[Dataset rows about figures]

____

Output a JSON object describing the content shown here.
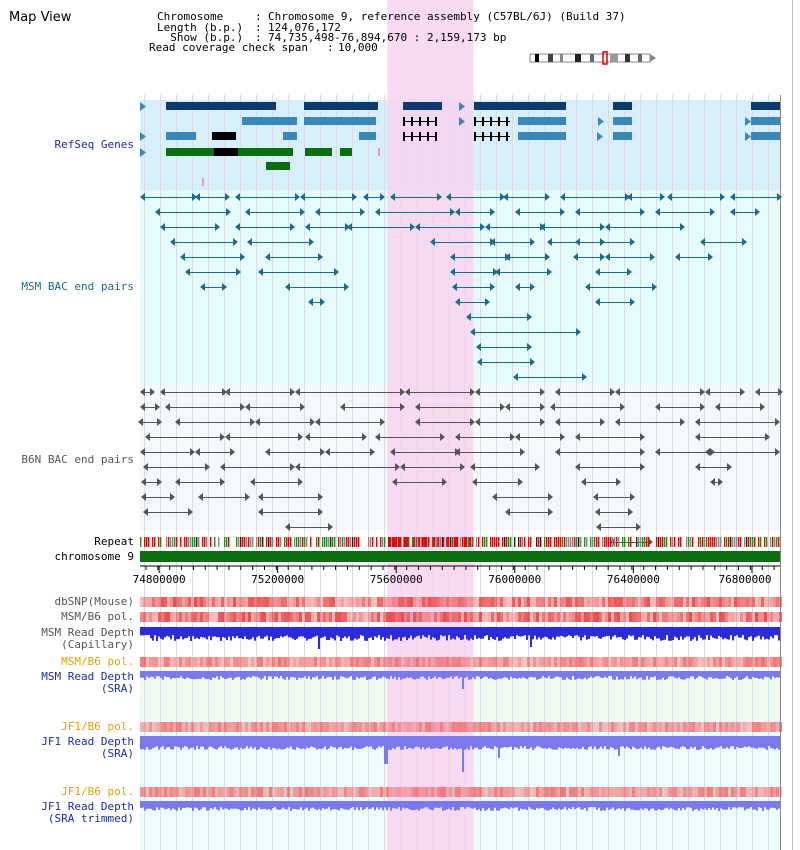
{
  "title": "Map View",
  "header": {
    "rows": [
      {
        "key": "Chromosome     ",
        "value": "Chromosome 9, reference assembly (C57BL/6J) (Build 37)"
      },
      {
        "key": "Length (b.p.) ",
        "value": "124,076,172"
      },
      {
        "key": "  Show (b.p.) ",
        "value": "74,735,498-76,894,670 : 2,159,173 bp"
      },
      {
        "key": "Read coverage check span ",
        "value": "10,000"
      }
    ]
  },
  "colors": {
    "refseq_bg": "#d6effa",
    "msm_bg": "#e6fbfb",
    "b6n_bg": "#f4f8fb",
    "highlight": "#f7d3f0",
    "refseq_dark": "#0e3a6e",
    "refseq_mid": "#3a88b8",
    "refseq_green": "#0a6e10",
    "msm_line": "#1d6b8c",
    "b6n_line": "#555555",
    "chrom_bar": "#0a6e10",
    "snp": "#f08080",
    "depth_blue": "#2b2bdc",
    "depth_light": "#7a7aee"
  },
  "tracks": [
    {
      "name": "refseq",
      "label": "RefSeq Genes",
      "color": "#1a2ea6"
    },
    {
      "name": "msm-bac",
      "label": "MSM BAC end pairs",
      "color": "#1d6b8c"
    },
    {
      "name": "b6n-bac",
      "label": "B6N BAC end pairs",
      "color": "#555555"
    },
    {
      "name": "repeat",
      "label": "Repeat",
      "color": "#000000"
    },
    {
      "name": "chromosome",
      "label": "chromosome 9",
      "color": "#000000"
    },
    {
      "name": "dbsnp",
      "label": "dbSNP(Mouse)",
      "color": "#555555"
    },
    {
      "name": "msm-b6-pol-1",
      "label": "MSM/B6 pol.",
      "color": "#555555"
    },
    {
      "name": "msm-depth-cap",
      "label": "MSM Read Depth\n(Capillary)",
      "color": "#555555"
    },
    {
      "name": "msm-b6-pol-2",
      "label": "MSM/B6 pol.",
      "color": "#e8a000"
    },
    {
      "name": "msm-depth-sra",
      "label": "MSM Read Depth\n(SRA)",
      "color": "#1a2ea6"
    },
    {
      "name": "jf1-b6-pol-1",
      "label": "JF1/B6 pol.",
      "color": "#e8a000"
    },
    {
      "name": "jf1-depth-sra",
      "label": "JF1 Read Depth\n(SRA)",
      "color": "#1a2ea6"
    },
    {
      "name": "jf1-b6-pol-2",
      "label": "JF1/B6 pol.",
      "color": "#e8a000"
    },
    {
      "name": "jf1-depth-trim",
      "label": "JF1 Read Depth\n(SRA trimmed)",
      "color": "#1a2ea6"
    }
  ],
  "axis": {
    "ticks": [
      "74800000",
      "75200000",
      "75600000",
      "76000000",
      "76400000",
      "76800000"
    ],
    "tick_values": [
      74800000,
      75200000,
      75600000,
      76000000,
      76400000,
      76800000
    ],
    "range": [
      74735498,
      76894670
    ],
    "highlight_range": [
      75570000,
      75860000
    ]
  }
}
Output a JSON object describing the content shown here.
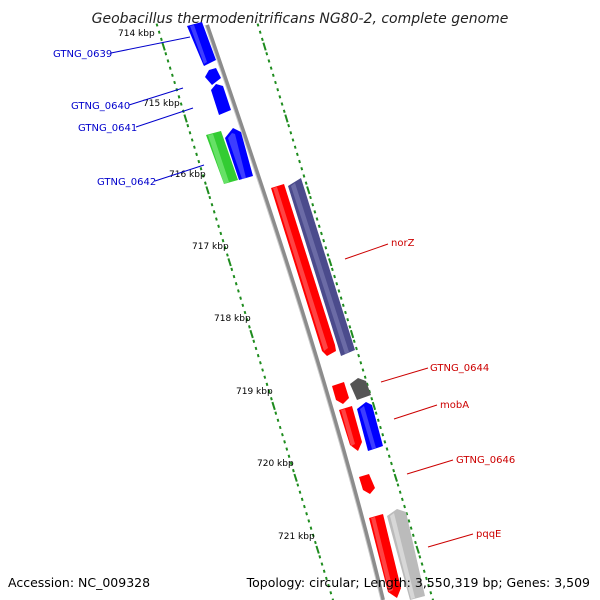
{
  "title": "Geobacillus thermodenitrificans NG80-2, complete genome",
  "footer": {
    "accession": "Accession: NC_009328",
    "info": "Topology: circular; Length: 3,550,319 bp; Genes: 3,509"
  },
  "colors": {
    "backbone": "#8c8c8c",
    "tick_dots": "#1e8c1e",
    "blue": "#0000ff",
    "green": "#33cc33",
    "red": "#ff0000",
    "slate": "#4b4b8c",
    "dark_gray": "#555555",
    "light_gray": "#bbbbbb",
    "label_blue": "#0000cc",
    "label_red": "#cc0000"
  },
  "ticks": [
    {
      "label": "714 kbp",
      "kbp": 714
    },
    {
      "label": "715 kbp",
      "kbp": 715
    },
    {
      "label": "716 kbp",
      "kbp": 716
    },
    {
      "label": "717 kbp",
      "kbp": 717
    },
    {
      "label": "718 kbp",
      "kbp": 718
    },
    {
      "label": "719 kbp",
      "kbp": 719
    },
    {
      "label": "720 kbp",
      "kbp": 720
    },
    {
      "label": "721 kbp",
      "kbp": 721
    }
  ],
  "gene_labels": [
    {
      "name": "GTNG_0639",
      "side": "left"
    },
    {
      "name": "GTNG_0640",
      "side": "left"
    },
    {
      "name": "GTNG_0641",
      "side": "left"
    },
    {
      "name": "GTNG_0642",
      "side": "left"
    },
    {
      "name": "norZ",
      "side": "right"
    },
    {
      "name": "GTNG_0644",
      "side": "right"
    },
    {
      "name": "mobA",
      "side": "right"
    },
    {
      "name": "GTNG_0646",
      "side": "right"
    },
    {
      "name": "pqqE",
      "side": "right"
    }
  ]
}
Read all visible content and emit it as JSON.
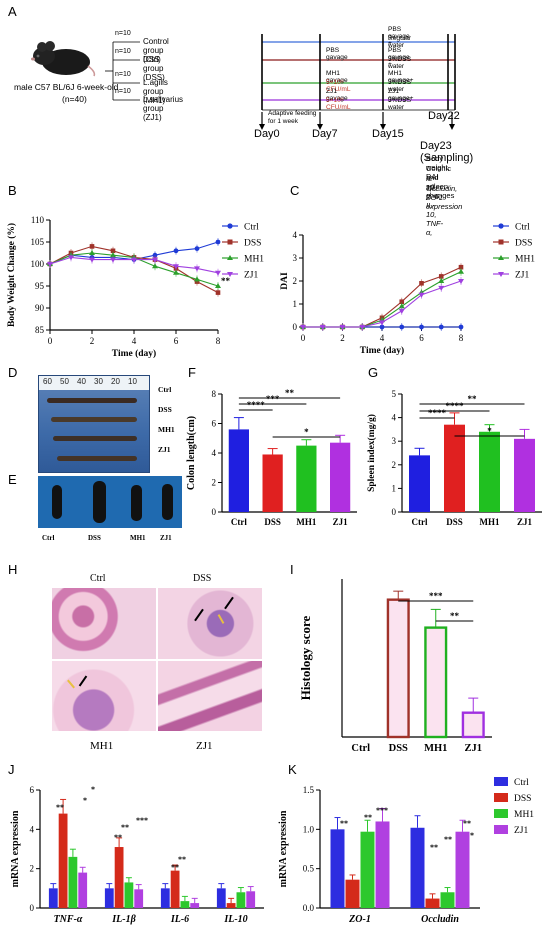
{
  "panel_labels": [
    "A",
    "B",
    "C",
    "D",
    "E",
    "F",
    "G",
    "H",
    "I",
    "J",
    "K"
  ],
  "panelA": {
    "mouse_label": "male C57 BL/6J  6-week-old",
    "mouse_n": "(n=40)",
    "groups": [
      {
        "n": "n=10",
        "name": "Control group (Ctrl)",
        "color": "#3b6cd9"
      },
      {
        "n": "n=10",
        "name": "DSS group (DSS)",
        "color": "#8b1a1a"
      },
      {
        "n": "n=10",
        "name": "L.agilis group (MH1)",
        "color": "#2ca02c"
      },
      {
        "n": "n=10",
        "name": "L.salivarius group (ZJ1)",
        "color": "#9b30d9"
      }
    ],
    "treat_a": [
      "",
      "PBS gavage",
      "MH1 gavage",
      "ZJ1 gavage"
    ],
    "treat_b": [
      "",
      "",
      "5×10⁹ CFU/mL",
      "5×10⁹ CFU/mL"
    ],
    "treat_c": [
      "PBS gavage +",
      "PBS gavage +",
      "MH1 gavage+",
      "ZJ1 gavage+"
    ],
    "treat_d": [
      "Regular water",
      "3%DSS water",
      "3%DSS water",
      "3%DSS water"
    ],
    "adaptive": "Adaptive feeding for 1 week",
    "days": [
      "Day0",
      "Day7",
      "Day15",
      "Day22",
      "Day23 (Sampling)"
    ],
    "outcomes": [
      "Body weight, DAI",
      "Colonic and spleen changes",
      "IL-1β, IL-6, IL-10, TNF-α,",
      "Occludin, ZO-1 expression"
    ]
  },
  "chart_data": [
    {
      "id": "B",
      "type": "line",
      "xlabel": "Time (day)",
      "ylabel": "Body Weight Change (%)",
      "x": [
        0,
        1,
        2,
        3,
        4,
        5,
        6,
        7,
        8
      ],
      "xlim": [
        0,
        8
      ],
      "ylim": [
        85,
        110
      ],
      "xticks": [
        "0",
        "2",
        "4",
        "6",
        "8"
      ],
      "yticks": [
        "85",
        "90",
        "95",
        "100",
        "105",
        "110"
      ],
      "series": [
        {
          "name": "Ctrl",
          "color": "#1f3bd6",
          "values": [
            100,
            102,
            101.5,
            101.5,
            101,
            102,
            103,
            103.5,
            105
          ]
        },
        {
          "name": "DSS",
          "color": "#a0322a",
          "values": [
            100,
            102.5,
            104,
            103,
            101.5,
            101,
            99,
            96,
            93.5
          ]
        },
        {
          "name": "MH1",
          "color": "#2ca02c",
          "values": [
            100,
            102,
            102.5,
            102,
            101.5,
            99.5,
            98,
            96.5,
            95
          ]
        },
        {
          "name": "ZJ1",
          "color": "#a040e0",
          "values": [
            100,
            101.5,
            101,
            101,
            101,
            101,
            99.5,
            99,
            98
          ]
        }
      ],
      "annotation": "**"
    },
    {
      "id": "C",
      "type": "line",
      "xlabel": "Time (day)",
      "ylabel": "DAI",
      "x": [
        0,
        1,
        2,
        3,
        4,
        5,
        6,
        7,
        8
      ],
      "xlim": [
        0,
        8
      ],
      "ylim": [
        0,
        4
      ],
      "xticks": [
        "0",
        "2",
        "4",
        "6",
        "8"
      ],
      "yticks": [
        "0",
        "1",
        "2",
        "3",
        "4"
      ],
      "series": [
        {
          "name": "Ctrl",
          "color": "#1f3bd6",
          "values": [
            0,
            0,
            0,
            0,
            0,
            0,
            0,
            0,
            0
          ]
        },
        {
          "name": "DSS",
          "color": "#a0322a",
          "values": [
            0,
            0,
            0,
            0,
            0.4,
            1.1,
            1.9,
            2.2,
            2.6
          ]
        },
        {
          "name": "MH1",
          "color": "#2ca02c",
          "values": [
            0,
            0,
            0,
            0,
            0.3,
            0.9,
            1.5,
            2.0,
            2.4
          ]
        },
        {
          "name": "ZJ1",
          "color": "#a040e0",
          "values": [
            0,
            0,
            0,
            0,
            0.2,
            0.7,
            1.4,
            1.7,
            2.0
          ]
        }
      ]
    },
    {
      "id": "F",
      "type": "bar",
      "ylabel": "Colon length(cm)",
      "categories": [
        "Ctrl",
        "DSS",
        "MH1",
        "ZJ1"
      ],
      "colors": [
        "#1f1fe0",
        "#e02020",
        "#20c020",
        "#b030e0"
      ],
      "values": [
        5.6,
        3.9,
        4.5,
        4.7
      ],
      "errors": [
        0.8,
        0.4,
        0.4,
        0.5
      ],
      "ylim": [
        0,
        8
      ],
      "yticks": [
        "0",
        "2",
        "4",
        "6",
        "8"
      ],
      "sig": [
        "****",
        "***",
        "**",
        "*"
      ]
    },
    {
      "id": "G",
      "type": "bar",
      "ylabel": "Spleen index(mg/g)",
      "categories": [
        "Ctrl",
        "DSS",
        "MH1",
        "ZJ1"
      ],
      "colors": [
        "#1f1fe0",
        "#e02020",
        "#20c020",
        "#b030e0"
      ],
      "values": [
        2.4,
        3.7,
        3.4,
        3.1
      ],
      "errors": [
        0.3,
        0.5,
        0.3,
        0.4
      ],
      "ylim": [
        0,
        5
      ],
      "yticks": [
        "0",
        "1",
        "2",
        "3",
        "4",
        "5"
      ],
      "sig": [
        "****",
        "****",
        "**",
        "*"
      ]
    },
    {
      "id": "I",
      "type": "bar",
      "ylabel": "Histology score",
      "categories": [
        "Ctrl",
        "DSS",
        "MH1",
        "ZJ1"
      ],
      "colors": [
        "#1f1fe0",
        "#a0322a",
        "#20b020",
        "#a030e0"
      ],
      "values": [
        0,
        11.3,
        9.0,
        2.0
      ],
      "errors": [
        0,
        0.7,
        1.5,
        1.2
      ],
      "ylim": [
        0,
        13
      ],
      "sig": [
        "***",
        "**"
      ]
    },
    {
      "id": "J",
      "type": "bar",
      "ylabel": "mRNA expression",
      "categories": [
        "TNF-α",
        "IL-1β",
        "IL-6",
        "IL-10"
      ],
      "series": [
        {
          "name": "Ctrl",
          "color": "#2d2de0",
          "values": [
            1.0,
            1.0,
            1.0,
            1.0
          ]
        },
        {
          "name": "DSS",
          "color": "#d42a1a",
          "values": [
            4.8,
            3.1,
            1.9,
            0.25
          ]
        },
        {
          "name": "MH1",
          "color": "#2dc82d",
          "values": [
            2.6,
            1.3,
            0.35,
            0.8
          ]
        },
        {
          "name": "ZJ1",
          "color": "#b040e0",
          "values": [
            1.8,
            0.95,
            0.25,
            0.85
          ]
        }
      ],
      "ylim": [
        0,
        6
      ],
      "yticks": [
        "0",
        "2",
        "4",
        "6"
      ]
    },
    {
      "id": "K",
      "type": "bar",
      "ylabel": "mRNA expression",
      "categories": [
        "ZO-1",
        "Occludin"
      ],
      "series": [
        {
          "name": "Ctrl",
          "color": "#2d2de0",
          "values": [
            1.0,
            1.02
          ]
        },
        {
          "name": "DSS",
          "color": "#d42a1a",
          "values": [
            0.36,
            0.12
          ]
        },
        {
          "name": "MH1",
          "color": "#2dc82d",
          "values": [
            0.97,
            0.2
          ]
        },
        {
          "name": "ZJ1",
          "color": "#b040e0",
          "values": [
            1.1,
            0.97
          ]
        }
      ],
      "ylim": [
        0,
        1.5
      ],
      "yticks": [
        "0.0",
        "0.5",
        "1.0",
        "1.5"
      ]
    }
  ],
  "panelD": {
    "ruler": [
      "60",
      "50",
      "40",
      "30",
      "20",
      "10"
    ],
    "labels": [
      "Ctrl",
      "DSS",
      "MH1",
      "ZJ1"
    ]
  },
  "panelE": {
    "labels": [
      "Ctrl",
      "DSS",
      "MH1",
      "ZJ1"
    ]
  },
  "panelH": {
    "labels": [
      "Ctrl",
      "DSS",
      "MH1",
      "ZJ1"
    ]
  }
}
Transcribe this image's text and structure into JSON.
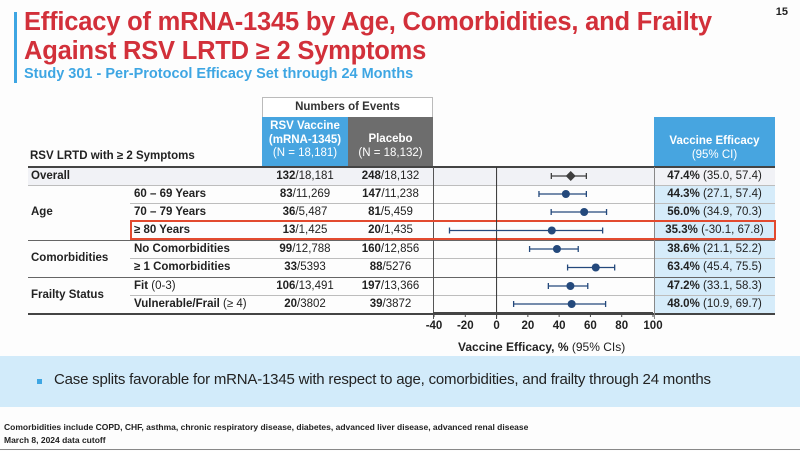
{
  "page_number": "15",
  "title_line1": "Efficacy of mRNA-1345 by Age, Comorbidities, and Frailty",
  "title_line2": "Against RSV LRTD ≥ 2 Symptoms",
  "subtitle": "Study 301 - Per-Protocol Efficacy Set through 24 Months",
  "table": {
    "row_header": "RSV LRTD with ≥ 2 Symptoms",
    "events_header": "Numbers of Events",
    "vaccine_header": {
      "line1": "RSV Vaccine",
      "line2": "(mRNA-1345)",
      "line3": "(N = 18,181)"
    },
    "placebo_header": {
      "line1": "Placebo",
      "line2": "(N = 18,132)"
    },
    "ve_header": {
      "line1": "Vaccine Efficacy",
      "line2": "(95% CI)"
    },
    "categories": {
      "overall": "Overall",
      "age": "Age",
      "comorbidities": "Comorbidities",
      "frailty": "Frailty Status"
    },
    "rows": [
      {
        "subgroup": "",
        "subgroup_note": "",
        "vac_events": "132",
        "vac_n": "/18,181",
        "plc_events": "248",
        "plc_n": "/18,132",
        "ve": "47.4%",
        "ci": " (35.0, 57.4)"
      },
      {
        "subgroup": "60 – 69 Years",
        "subgroup_note": "",
        "vac_events": "83",
        "vac_n": "/11,269",
        "plc_events": "147",
        "plc_n": "/11,238",
        "ve": "44.3%",
        "ci": " (27.1, 57.4)"
      },
      {
        "subgroup": "70 – 79 Years",
        "subgroup_note": "",
        "vac_events": "36",
        "vac_n": "/5,487",
        "plc_events": "81",
        "plc_n": "/5,459",
        "ve": "56.0%",
        "ci": " (34.9, 70.3)"
      },
      {
        "subgroup": "≥ 80 Years",
        "subgroup_note": "",
        "vac_events": "13",
        "vac_n": "/1,425",
        "plc_events": "20",
        "plc_n": "/1,435",
        "ve": "35.3%",
        "ci": " (-30.1, 67.8)"
      },
      {
        "subgroup": "No Comorbidities",
        "subgroup_note": "",
        "vac_events": "99",
        "vac_n": "/12,788",
        "plc_events": "160",
        "plc_n": "/12,856",
        "ve": "38.6%",
        "ci": " (21.1, 52.2)"
      },
      {
        "subgroup": "≥ 1 Comorbidities",
        "subgroup_note": "",
        "vac_events": "33",
        "vac_n": "/5393",
        "plc_events": "88",
        "plc_n": "/5276",
        "ve": "63.4%",
        "ci": " (45.4, 75.5)"
      },
      {
        "subgroup": "Fit",
        "subgroup_note": " (0-3)",
        "vac_events": "106",
        "vac_n": "/13,491",
        "plc_events": "197",
        "plc_n": "/13,366",
        "ve": "47.2%",
        "ci": " (33.1, 58.3)"
      },
      {
        "subgroup": "Vulnerable/Frail",
        "subgroup_note": " (≥ 4)",
        "vac_events": "20",
        "vac_n": "/3802",
        "plc_events": "39",
        "plc_n": "/3872",
        "ve": "48.0%",
        "ci": " (10.9, 69.7)"
      }
    ]
  },
  "chart_data": {
    "type": "scatter",
    "subtype": "forest-plot",
    "xlabel_bold": "Vaccine Efficacy, %",
    "xlabel_rest": " (95% CIs)",
    "xlim": [
      -40,
      100
    ],
    "xticks": [
      "-40",
      "-20",
      "0",
      "20",
      "40",
      "60",
      "80",
      "100"
    ],
    "reference_line": 0,
    "colors": {
      "overall": "#3d3d3d",
      "subgroup": "#24497c"
    },
    "points": [
      {
        "label": "Overall",
        "estimate": 47.4,
        "lower": 35.0,
        "upper": 57.4,
        "marker": "diamond"
      },
      {
        "label": "60 – 69 Years",
        "estimate": 44.3,
        "lower": 27.1,
        "upper": 57.4,
        "marker": "circle"
      },
      {
        "label": "70 – 79 Years",
        "estimate": 56.0,
        "lower": 34.9,
        "upper": 70.3,
        "marker": "circle"
      },
      {
        "label": "≥ 80 Years",
        "estimate": 35.3,
        "lower": -30.1,
        "upper": 67.8,
        "marker": "circle"
      },
      {
        "label": "No Comorbidities",
        "estimate": 38.6,
        "lower": 21.1,
        "upper": 52.2,
        "marker": "circle"
      },
      {
        "label": "≥ 1 Comorbidities",
        "estimate": 63.4,
        "lower": 45.4,
        "upper": 75.5,
        "marker": "circle"
      },
      {
        "label": "Fit (0-3)",
        "estimate": 47.2,
        "lower": 33.1,
        "upper": 58.3,
        "marker": "circle"
      },
      {
        "label": "Vulnerable/Frail (≥ 4)",
        "estimate": 48.0,
        "lower": 10.9,
        "upper": 69.7,
        "marker": "circle"
      }
    ]
  },
  "banner_text": "Case splits favorable for mRNA-1345 with respect to age, comorbidities, and frailty through 24 months",
  "footnotes": [
    "Comorbidities include COPD, CHF, asthma, chronic respiratory disease, diabetes, advanced liver disease, advanced renal disease",
    "March 8, 2024 data cutoff"
  ],
  "highlight_color": "#e24a2f"
}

____

* Goal of the exercise
What is the number of lines in these entries that hold "gavage"? Reply with the figure alone.

* Task solution
7